━━ RECORDS PROVIDED ━━

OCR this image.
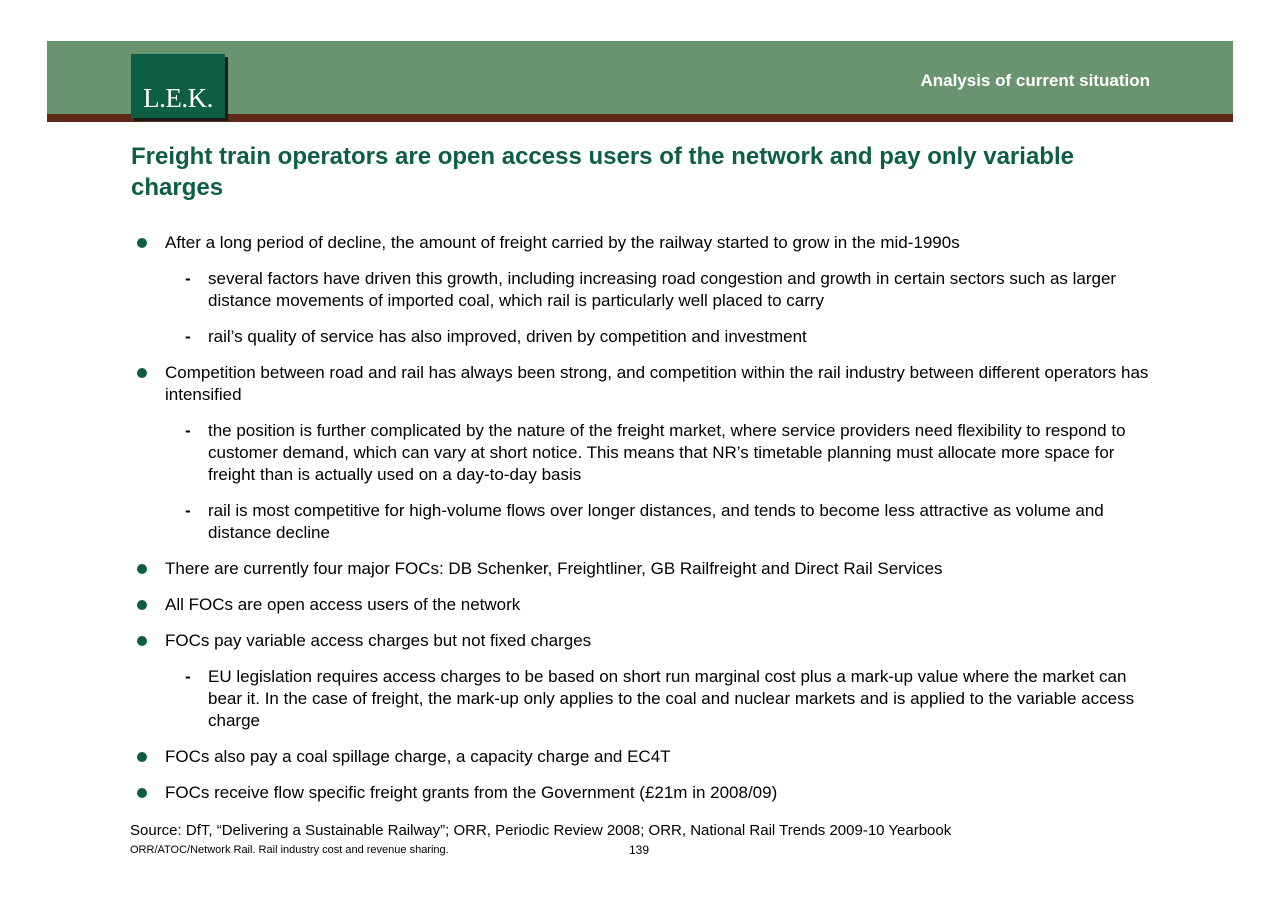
L.E.K.
Analysis of current situation
Freight train operators are open access users of the network and pay only variable charges
After a long period of decline, the amount of freight carried by the railway started to grow in the mid-1990s
- several factors have driven this growth, including increasing road congestion and growth in certain sectors such as larger distance movements of imported coal, which rail is particularly well placed to carry
- rail’s quality of service has also improved, driven by competition and investment
Competition between road and rail has always been strong, and competition within the rail industry between different operators has intensified
- the position is further complicated by the nature of the freight market, where service providers need flexibility to respond to customer demand, which can vary at short notice. This means that NR’s timetable planning must allocate more space for freight than is actually used on a day-to-day basis
- rail is most competitive for high-volume flows over longer distances, and tends to become less attractive as volume and distance decline
There are currently four major FOCs: DB Schenker, Freightliner, GB Railfreight and Direct Rail Services
All FOCs are open access users of the network
FOCs pay variable access charges but not fixed charges
- EU legislation requires access charges to be based on short run marginal cost plus a mark-up value where the market can bear it. In the case of freight, the mark-up only applies to the coal and nuclear markets and is applied to the variable access charge
FOCs also pay a coal spillage charge, a capacity charge and EC4T
FOCs receive flow specific freight grants from the Government (£21m in 2008/09)
Source: DfT, “Delivering a Sustainable Railway”; ORR, Periodic Review 2008; ORR, National Rail Trends 2009-10 Yearbook
ORR/ATOC/Network Rail. Rail industry cost and revenue sharing.	139
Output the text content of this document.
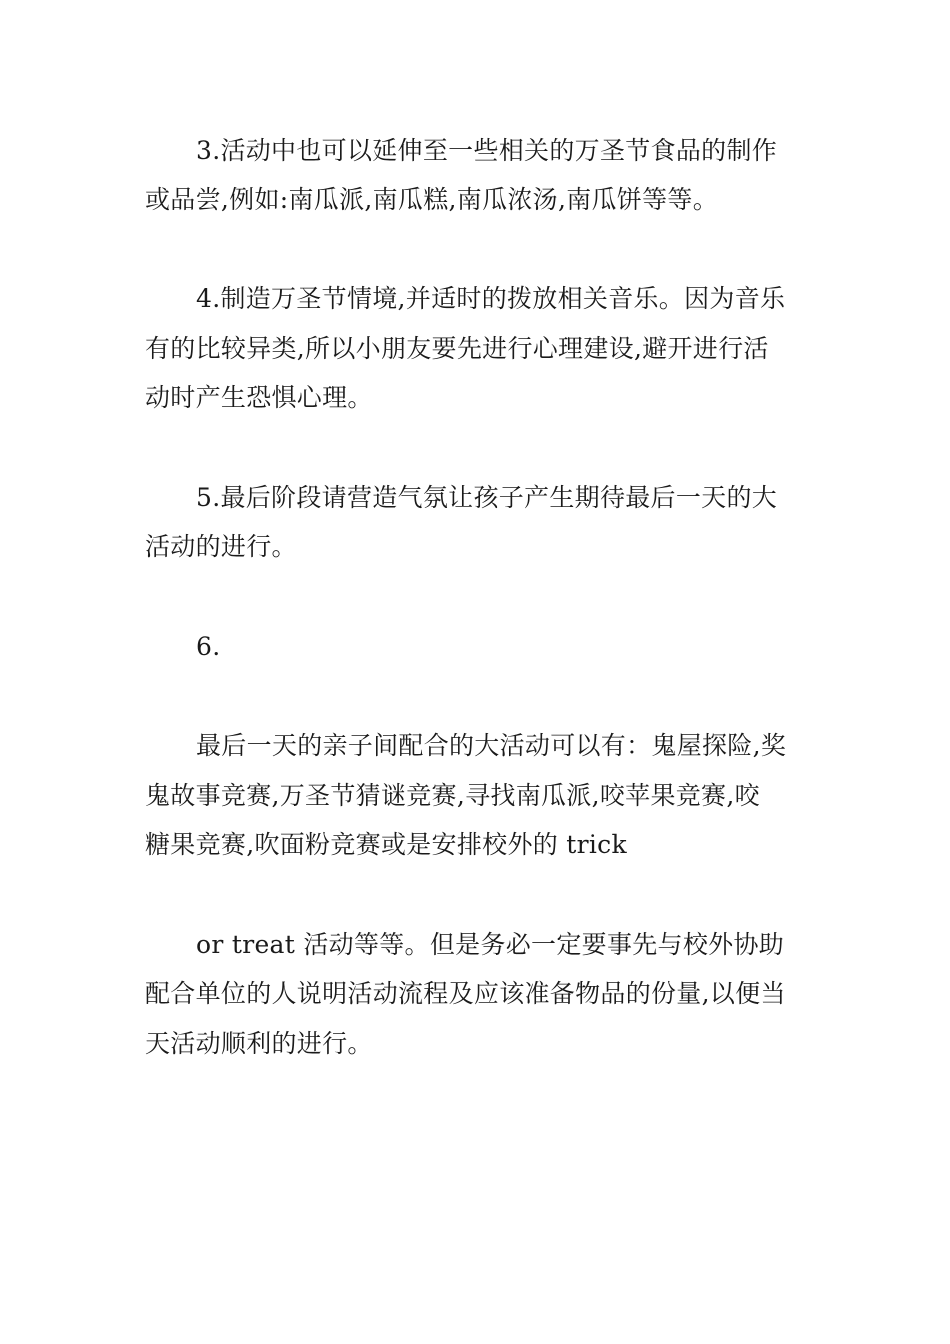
3.活动中也可以延伸至一些相关的万圣节食品的制作
或品尝,例如:南瓜派,南瓜糕,南瓜浓汤,南瓜饼等等。
4.制造万圣节情境,并适时的拨放相关音乐。因为音乐
有的比较异类,所以小朋友要先进行心理建设,避开进行活
动时产生恐惧心理。
5.最后阶段请营造气氛让孩子产生期待最后一天的大
活动的进行。
6.
最后一天的亲子间配合的大活动可以有：鬼屋探险,奖
鬼故事竞赛,万圣节猜谜竞赛,寻找南瓜派,咬苹果竞赛,咬
糖果竞赛,吹面粉竞赛或是安排校外的 trick
or treat 活动等等。但是务必一定要事先与校外协助
配合单位的人说明活动流程及应该准备物品的份量,以便当
天活动顺利的进行。
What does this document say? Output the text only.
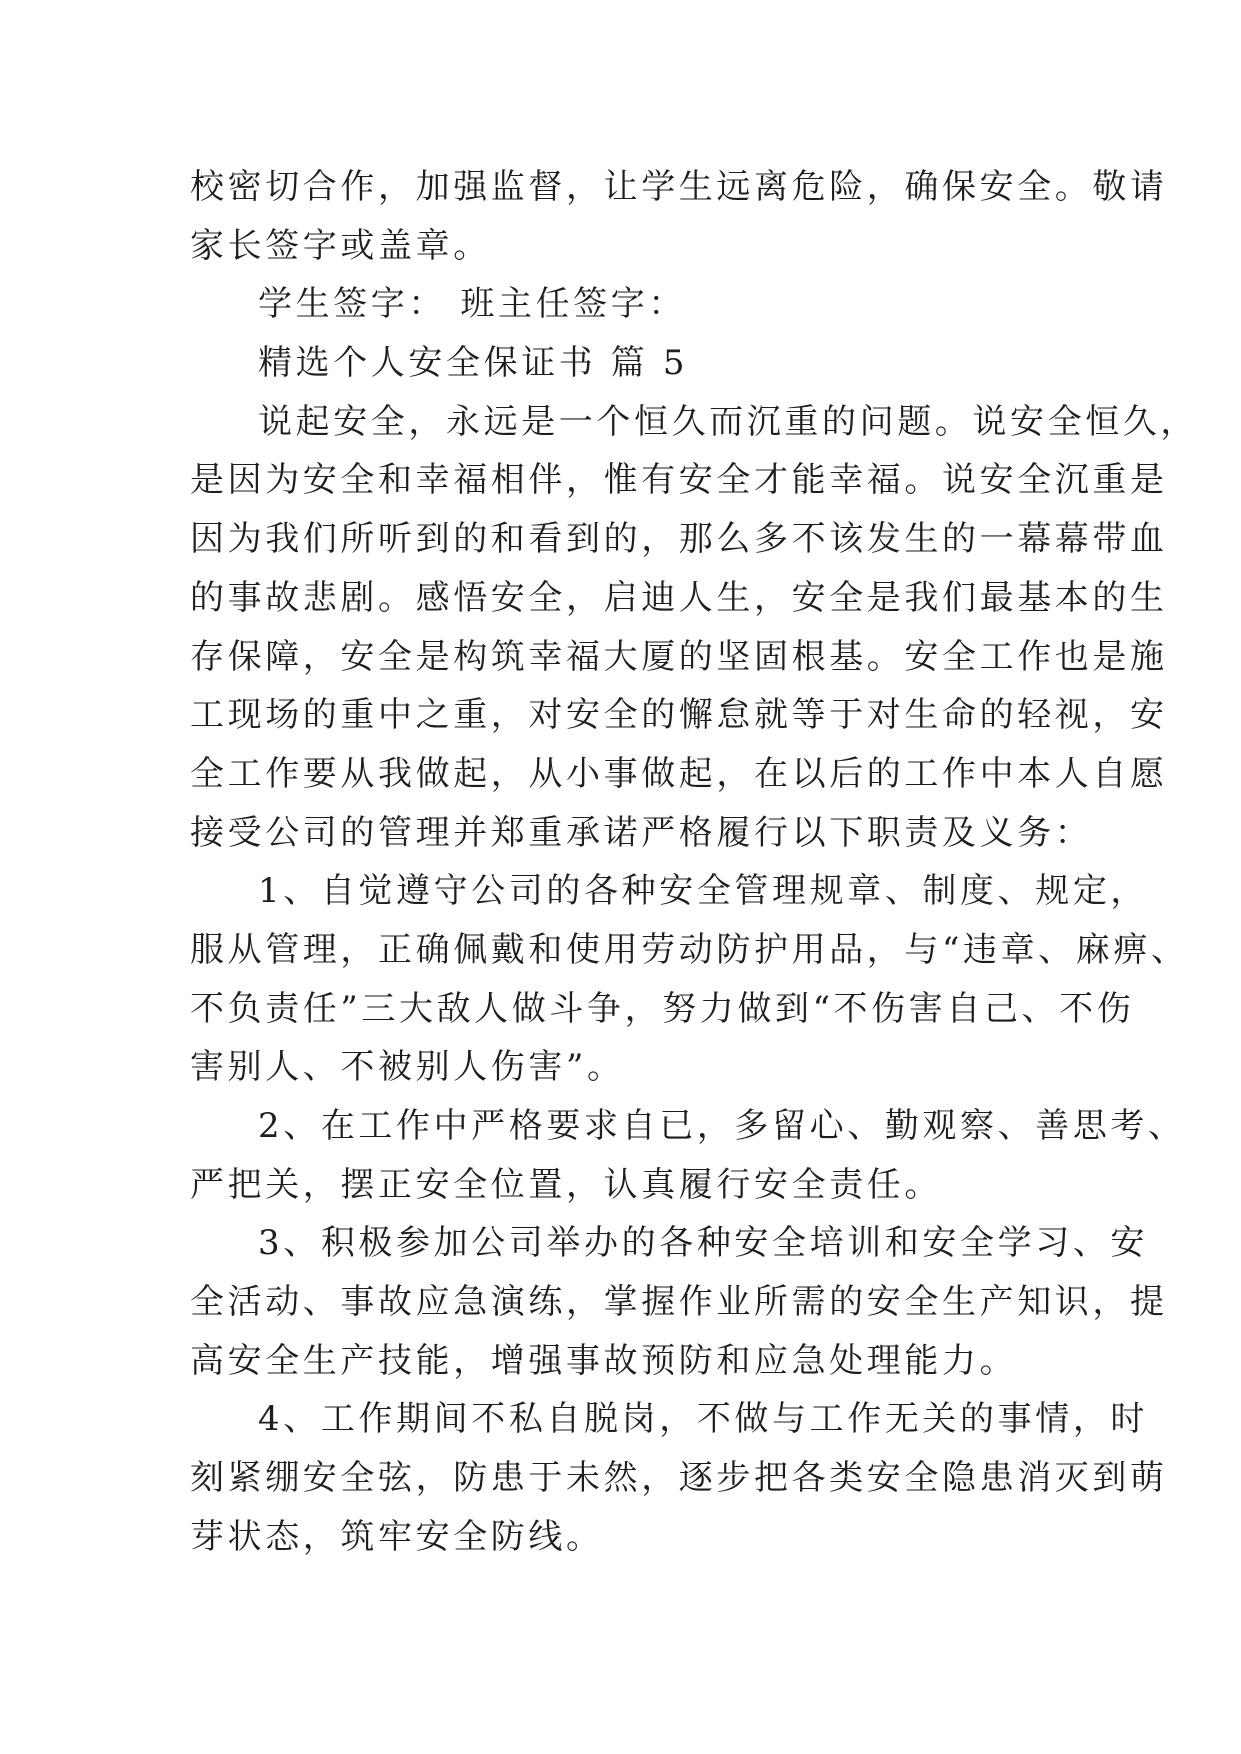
校密切合作，加强监督，让学生远离危险，确保安全。敬请
家长签字或盖章。
学生签字： 班主任签字：
精选个人安全保证书 篇 5
说起安全，永远是一个恒久而沉重的问题。说安全恒久，
是因为安全和幸福相伴，惟有安全才能幸福。说安全沉重是
因为我们所听到的和看到的，那么多不该发生的一幕幕带血
的事故悲剧。感悟安全，启迪人生，安全是我们最基本的生
存保障，安全是构筑幸福大厦的坚固根基。安全工作也是施
工现场的重中之重，对安全的懈怠就等于对生命的轻视，安
全工作要从我做起，从小事做起，在以后的工作中本人自愿
接受公司的管理并郑重承诺严格履行以下职责及义务：
1、自觉遵守公司的各种安全管理规章、制度、规定，
服从管理，正确佩戴和使用劳动防护用品，与“违章、麻痹、
不负责任”三大敌人做斗争，努力做到“不伤害自己、不伤
害别人、不被别人伤害”。
2、在工作中严格要求自已，多留心、勤观察、善思考、
严把关，摆正安全位置，认真履行安全责任。
3、积极参加公司举办的各种安全培训和安全学习、安
全活动、事故应急演练，掌握作业所需的安全生产知识，提
高安全生产技能，增强事故预防和应急处理能力。
4、工作期间不私自脱岗，不做与工作无关的事情，时
刻紧绷安全弦，防患于未然，逐步把各类安全隐患消灭到萌
芽状态，筑牢安全防线。
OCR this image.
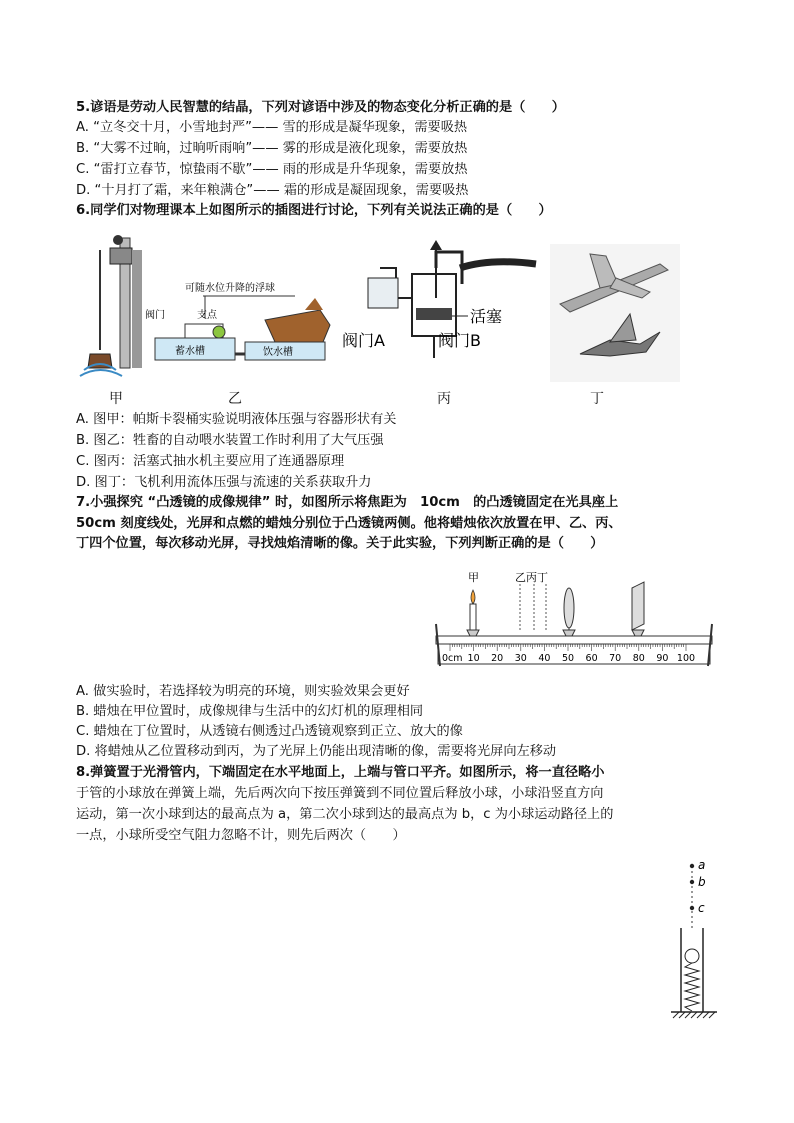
5.谚语是劳动人民智慧的结晶，下列对谚语中涉及的物态变化分析正确的是（　　）
A. “立冬交十月，小雪地封严”—— 雪的形成是凝华现象，需要吸热
B. “大雾不过晌，过晌听雨响”—— 雾的形成是液化现象，需要放热
C. “雷打立春节，惊蛰雨不歇”—— 雨的形成是升华现象，需要放热
D. “十月打了霜，来年粮满仓”—— 霜的形成是凝固现象，需要吸热
6.同学们对物理课本上如图所示的插图进行讨论，下列有关说法正确的是（　　）
可随水位升降的浮球
阀门	支点
蓄水槽	饮水槽
活塞
阀门A	阀门B
甲	乙	丙	丁
A. 图甲：帕斯卡裂桶实验说明液体压强与容器形状有关
B. 图乙：牲畜的自动喂水装置工作时利用了大气压强
C. 图丙：活塞式抽水机主要应用了连通器原理
D. 图丁：飞机利用流体压强与流速的关系获取升力
7.小强探究 “凸透镜的成像规律” 时，如图所示将焦距为　10cm　的凸透镜固定在光具座上
50cm 刻度线处，光屏和点燃的蜡烛分别位于凸透镜两侧。他将蜡烛依次放置在甲、乙、丙、
丁四个位置，每次移动光屏，寻找烛焰清晰的像。关于此实验，下列判断正确的是（　　）
甲	乙丙丁
0cm 10 20 30 40 50 60 70 80 90 100
A. 做实验时，若选择较为明亮的环境，则实验效果会更好
B. 蜡烛在甲位置时，成像规律与生活中的幻灯机的原理相同
C. 蜡烛在丁位置时，从透镜右侧透过凸透镜观察到正立、放大的像
D. 将蜡烛从乙位置移动到丙，为了光屏上仍能出现清晰的像，需要将光屏向左移动
8.弹簧置于光滑管内，下端固定在水平地面上，上端与管口平齐。如图所示，将一直径略小
于管的小球放在弹簧上端，先后两次向下按压弹簧到不同位置后释放小球，小球沿竖直方向
运动，第一次小球到达的最高点为 a，第二次小球到达的最高点为 b，c 为小球运动路径上的
一点，小球所受空气阻力忽略不计，则先后两次（　　）
a
b
c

━━━

**WHAT IS NEEDED**
Without including any pictures, print each record exactly.

**TASK RESULT**
OCR this image.
L.E.K.
Analysis of current situation
Freight train operators are open access users of the network and pay only variable charges
After a long period of decline, the amount of freight carried by the railway started to grow in the mid-1990s
- several factors have driven this growth, including increasing road congestion and growth in certain sectors such as larger distance movements of imported coal, which rail is particularly well placed to carry
- rail’s quality of service has also improved, driven by competition and investment
Competition between road and rail has always been strong, and competition within the rail industry between different operators has intensified
- the position is further complicated by the nature of the freight market, where service providers need flexibility to respond to customer demand, which can vary at short notice. This means that NR’s timetable planning must allocate more space for freight than is actually used on a day-to-day basis
- rail is most competitive for high-volume flows over longer distances, and tends to become less attractive as volume and distance decline
There are currently four major FOCs: DB Schenker, Freightliner, GB Railfreight and Direct Rail Services
All FOCs are open access users of the network
FOCs pay variable access charges but not fixed charges
- EU legislation requires access charges to be based on short run marginal cost plus a mark-up value where the market can bear it. In the case of freight, the mark-up only applies to the coal and nuclear markets and is applied to the variable access charge
FOCs also pay a coal spillage charge, a capacity charge and EC4T
FOCs receive flow specific freight grants from the Government (£21m in 2008/09)
Source: DfT, “Delivering a Sustainable Railway”; ORR, Periodic Review 2008; ORR, National Rail Trends 2009-10 Yearbook
ORR/ATOC/Network Rail. Rail industry cost and revenue sharing.	139
Output the text content of this document.
3.活动中也可以延伸至一些相关的万圣节食品的制作
或品尝,例如:南瓜派,南瓜糕,南瓜浓汤,南瓜饼等等。
4.制造万圣节情境,并适时的拨放相关音乐。因为音乐
有的比较异类,所以小朋友要先进行心理建设,避开进行活
动时产生恐惧心理。
5.最后阶段请营造气氛让孩子产生期待最后一天的大
活动的进行。
6.
最后一天的亲子间配合的大活动可以有：鬼屋探险,奖
鬼故事竞赛,万圣节猜谜竞赛,寻找南瓜派,咬苹果竞赛,咬
糖果竞赛,吹面粉竞赛或是安排校外的 trick
or treat 活动等等。但是务必一定要事先与校外协助
配合单位的人说明活动流程及应该准备物品的份量,以便当
天活动顺利的进行。
What does this document say? Output the text only.
校密切合作，加强监督，让学生远离危险，确保安全。敬请
家长签字或盖章。
学生签字： 班主任签字：
精选个人安全保证书 篇 5
说起安全，永远是一个恒久而沉重的问题。说安全恒久，
是因为安全和幸福相伴，惟有安全才能幸福。说安全沉重是
因为我们所听到的和看到的，那么多不该发生的一幕幕带血
的事故悲剧。感悟安全，启迪人生，安全是我们最基本的生
存保障，安全是构筑幸福大厦的坚固根基。安全工作也是施
工现场的重中之重，对安全的懈怠就等于对生命的轻视，安
全工作要从我做起，从小事做起，在以后的工作中本人自愿
接受公司的管理并郑重承诺严格履行以下职责及义务：
1、自觉遵守公司的各种安全管理规章、制度、规定，
服从管理，正确佩戴和使用劳动防护用品，与“违章、麻痹、
不负责任”三大敌人做斗争，努力做到“不伤害自己、不伤
害别人、不被别人伤害”。
2、在工作中严格要求自已，多留心、勤观察、善思考、
严把关，摆正安全位置，认真履行安全责任。
3、积极参加公司举办的各种安全培训和安全学习、安
全活动、事故应急演练，掌握作业所需的安全生产知识，提
高安全生产技能，增强事故预防和应急处理能力。
4、工作期间不私自脱岗，不做与工作无关的事情，时
刻紧绷安全弦，防患于未然，逐步把各类安全隐患消灭到萌
芽状态，筑牢安全防线。
OCR this image.
5.谚语是劳动人民智慧的结晶，下列对谚语中涉及的物态变化分析正确的是（　　）
A. “立冬交十月，小雪地封严”—— 雪的形成是凝华现象，需要吸热
B. “大雾不过晌，过晌听雨响”—— 雾的形成是液化现象，需要放热
C. “雷打立春节，惊蛰雨不歇”—— 雨的形成是升华现象，需要放热
D. “十月打了霜，来年粮满仓”—— 霜的形成是凝固现象，需要吸热
6.同学们对物理课本上如图所示的插图进行讨论，下列有关说法正确的是（　　）
可随水位升降的浮球
阀门	支点
蓄水槽	饮水槽
活塞
阀门A	阀门B
甲	乙	丙	丁
A. 图甲：帕斯卡裂桶实验说明液体压强与容器形状有关
B. 图乙：牲畜的自动喂水装置工作时利用了大气压强
C. 图丙：活塞式抽水机主要应用了连通器原理
D. 图丁：飞机利用流体压强与流速的关系获取升力
7.小强探究 “凸透镜的成像规律” 时，如图所示将焦距为　10cm　的凸透镜固定在光具座上
50cm 刻度线处，光屏和点燃的蜡烛分别位于凸透镜两侧。他将蜡烛依次放置在甲、乙、丙、
丁四个位置，每次移动光屏，寻找烛焰清晰的像。关于此实验，下列判断正确的是（　　）
甲	乙丙丁
0cm 10 20 30 40 50 60 70 80 90 100
A. 做实验时，若选择较为明亮的环境，则实验效果会更好
B. 蜡烛在甲位置时，成像规律与生活中的幻灯机的原理相同
C. 蜡烛在丁位置时，从透镜右侧透过凸透镜观察到正立、放大的像
D. 将蜡烛从乙位置移动到丙，为了光屏上仍能出现清晰的像，需要将光屏向左移动
8.弹簧置于光滑管内，下端固定在水平地面上，上端与管口平齐。如图所示，将一直径略小
于管的小球放在弹簧上端，先后两次向下按压弹簧到不同位置后释放小球，小球沿竖直方向
运动，第一次小球到达的最高点为 a，第二次小球到达的最高点为 b，c 为小球运动路径上的
一点，小球所受空气阻力忽略不计，则先后两次（　　）
a
b
c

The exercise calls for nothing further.